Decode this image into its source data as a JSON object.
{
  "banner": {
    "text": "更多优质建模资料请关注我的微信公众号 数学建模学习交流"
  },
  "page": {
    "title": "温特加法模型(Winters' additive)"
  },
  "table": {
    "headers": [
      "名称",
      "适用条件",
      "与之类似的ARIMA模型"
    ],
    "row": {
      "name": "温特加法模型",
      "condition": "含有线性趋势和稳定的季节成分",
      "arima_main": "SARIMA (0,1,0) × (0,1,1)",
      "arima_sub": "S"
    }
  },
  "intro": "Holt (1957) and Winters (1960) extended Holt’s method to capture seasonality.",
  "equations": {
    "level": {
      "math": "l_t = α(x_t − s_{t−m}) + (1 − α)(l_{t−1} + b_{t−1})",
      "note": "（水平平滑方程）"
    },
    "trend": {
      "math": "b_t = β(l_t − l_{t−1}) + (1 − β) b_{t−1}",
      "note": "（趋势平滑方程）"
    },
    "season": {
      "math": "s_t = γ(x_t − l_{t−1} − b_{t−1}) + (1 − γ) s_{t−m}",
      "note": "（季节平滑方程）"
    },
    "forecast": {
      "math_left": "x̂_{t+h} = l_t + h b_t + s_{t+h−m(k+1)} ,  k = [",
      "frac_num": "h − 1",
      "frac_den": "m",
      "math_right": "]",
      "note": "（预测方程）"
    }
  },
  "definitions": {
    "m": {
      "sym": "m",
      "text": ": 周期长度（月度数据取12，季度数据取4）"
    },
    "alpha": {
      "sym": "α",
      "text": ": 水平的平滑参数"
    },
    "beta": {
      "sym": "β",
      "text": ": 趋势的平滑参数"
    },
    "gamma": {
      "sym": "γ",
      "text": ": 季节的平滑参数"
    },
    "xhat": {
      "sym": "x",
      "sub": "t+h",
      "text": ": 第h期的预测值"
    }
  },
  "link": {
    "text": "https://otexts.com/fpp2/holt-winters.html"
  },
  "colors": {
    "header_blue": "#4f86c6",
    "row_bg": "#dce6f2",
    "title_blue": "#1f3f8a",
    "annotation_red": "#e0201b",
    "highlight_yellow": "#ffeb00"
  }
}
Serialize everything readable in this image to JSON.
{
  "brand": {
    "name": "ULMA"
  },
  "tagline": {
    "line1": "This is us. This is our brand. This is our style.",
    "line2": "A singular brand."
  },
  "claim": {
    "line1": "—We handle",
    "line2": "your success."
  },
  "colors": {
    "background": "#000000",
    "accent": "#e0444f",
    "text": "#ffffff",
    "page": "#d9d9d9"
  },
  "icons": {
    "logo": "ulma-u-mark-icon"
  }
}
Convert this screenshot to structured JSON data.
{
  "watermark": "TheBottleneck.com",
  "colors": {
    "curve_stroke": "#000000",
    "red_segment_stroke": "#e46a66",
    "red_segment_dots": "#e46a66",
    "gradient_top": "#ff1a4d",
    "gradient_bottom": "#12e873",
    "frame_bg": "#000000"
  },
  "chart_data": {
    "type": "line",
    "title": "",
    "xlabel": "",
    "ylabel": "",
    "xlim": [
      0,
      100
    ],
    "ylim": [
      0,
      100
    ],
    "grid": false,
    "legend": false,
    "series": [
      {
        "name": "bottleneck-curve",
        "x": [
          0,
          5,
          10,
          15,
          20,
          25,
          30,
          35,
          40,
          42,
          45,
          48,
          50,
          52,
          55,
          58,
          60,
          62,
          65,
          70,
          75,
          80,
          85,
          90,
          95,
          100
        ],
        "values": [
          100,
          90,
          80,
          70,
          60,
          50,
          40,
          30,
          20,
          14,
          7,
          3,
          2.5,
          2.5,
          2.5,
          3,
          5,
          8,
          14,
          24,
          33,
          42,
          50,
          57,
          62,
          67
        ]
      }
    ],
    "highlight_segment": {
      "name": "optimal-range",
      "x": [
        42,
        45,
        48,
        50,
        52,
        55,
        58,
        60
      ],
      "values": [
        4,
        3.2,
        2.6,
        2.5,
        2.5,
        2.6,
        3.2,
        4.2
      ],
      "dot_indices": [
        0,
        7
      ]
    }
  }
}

........

Exercise prompt. Go through the records and print each one exactly.

Full output.
Decode this image into its source data as a JSON object.
{
  "banner": {
    "text": "更多优质建模资料请关注我的微信公众号 数学建模学习交流"
  },
  "page": {
    "title": "温特加法模型(Winters' additive)"
  },
  "table": {
    "headers": [
      "名称",
      "适用条件",
      "与之类似的ARIMA模型"
    ],
    "row": {
      "name": "温特加法模型",
      "condition": "含有线性趋势和稳定的季节成分",
      "arima_main": "SARIMA (0,1,0) × (0,1,1)",
      "arima_sub": "S"
    }
  },
  "intro": "Holt (1957) and Winters (1960) extended Holt’s method to capture seasonality.",
  "equations": {
    "level": {
      "math": "l_t = α(x_t − s_{t−m}) + (1 − α)(l_{t−1} + b_{t−1})",
      "note": "（水平平滑方程）"
    },
    "trend": {
      "math": "b_t = β(l_t − l_{t−1}) + (1 − β) b_{t−1}",
      "note": "（趋势平滑方程）"
    },
    "season": {
      "math": "s_t = γ(x_t − l_{t−1} − b_{t−1}) + (1 − γ) s_{t−m}",
      "note": "（季节平滑方程）"
    },
    "forecast": {
      "math_left": "x̂_{t+h} = l_t + h b_t + s_{t+h−m(k+1)} ,  k = [",
      "frac_num": "h − 1",
      "frac_den": "m",
      "math_right": "]",
      "note": "（预测方程）"
    }
  },
  "definitions": {
    "m": {
      "sym": "m",
      "text": ": 周期长度（月度数据取12，季度数据取4）"
    },
    "alpha": {
      "sym": "α",
      "text": ": 水平的平滑参数"
    },
    "beta": {
      "sym": "β",
      "text": ": 趋势的平滑参数"
    },
    "gamma": {
      "sym": "γ",
      "text": ": 季节的平滑参数"
    },
    "xhat": {
      "sym": "x",
      "sub": "t+h",
      "text": ": 第h期的预测值"
    }
  },
  "link": {
    "text": "https://otexts.com/fpp2/holt-winters.html"
  },
  "colors": {
    "header_blue": "#4f86c6",
    "row_bg": "#dce6f2",
    "title_blue": "#1f3f8a",
    "annotation_red": "#e0201b",
    "highlight_yellow": "#ffeb00"
  }
}
Serialize everything readable in this image to JSON.
{
  "brand": {
    "name": "ULMA"
  },
  "tagline": {
    "line1": "This is us. This is our brand. This is our style.",
    "line2": "A singular brand."
  },
  "claim": {
    "line1": "—We handle",
    "line2": "your success."
  },
  "colors": {
    "background": "#000000",
    "accent": "#e0444f",
    "text": "#ffffff",
    "page": "#d9d9d9"
  },
  "icons": {
    "logo": "ulma-u-mark-icon"
  }
}
Convert this screenshot to structured JSON data.
{
  "watermark": "TheBottleneck.com",
  "colors": {
    "curve_stroke": "#000000",
    "red_segment_stroke": "#e46a66",
    "red_segment_dots": "#e46a66",
    "gradient_top": "#ff1a4d",
    "gradient_bottom": "#12e873",
    "frame_bg": "#000000"
  },
  "chart_data": {
    "type": "line",
    "title": "",
    "xlabel": "",
    "ylabel": "",
    "xlim": [
      0,
      100
    ],
    "ylim": [
      0,
      100
    ],
    "grid": false,
    "legend": false,
    "series": [
      {
        "name": "bottleneck-curve",
        "x": [
          0,
          5,
          10,
          15,
          20,
          25,
          30,
          35,
          40,
          42,
          45,
          48,
          50,
          52,
          55,
          58,
          60,
          62,
          65,
          70,
          75,
          80,
          85,
          90,
          95,
          100
        ],
        "values": [
          100,
          90,
          80,
          70,
          60,
          50,
          40,
          30,
          20,
          14,
          7,
          3,
          2.5,
          2.5,
          2.5,
          3,
          5,
          8,
          14,
          24,
          33,
          42,
          50,
          57,
          62,
          67
        ]
      }
    ],
    "highlight_segment": {
      "name": "optimal-range",
      "x": [
        42,
        45,
        48,
        50,
        52,
        55,
        58,
        60
      ],
      "values": [
        4,
        3.2,
        2.6,
        2.5,
        2.5,
        2.6,
        3.2,
        4.2
      ],
      "dot_indices": [
        0,
        7
      ]
    }
  }
}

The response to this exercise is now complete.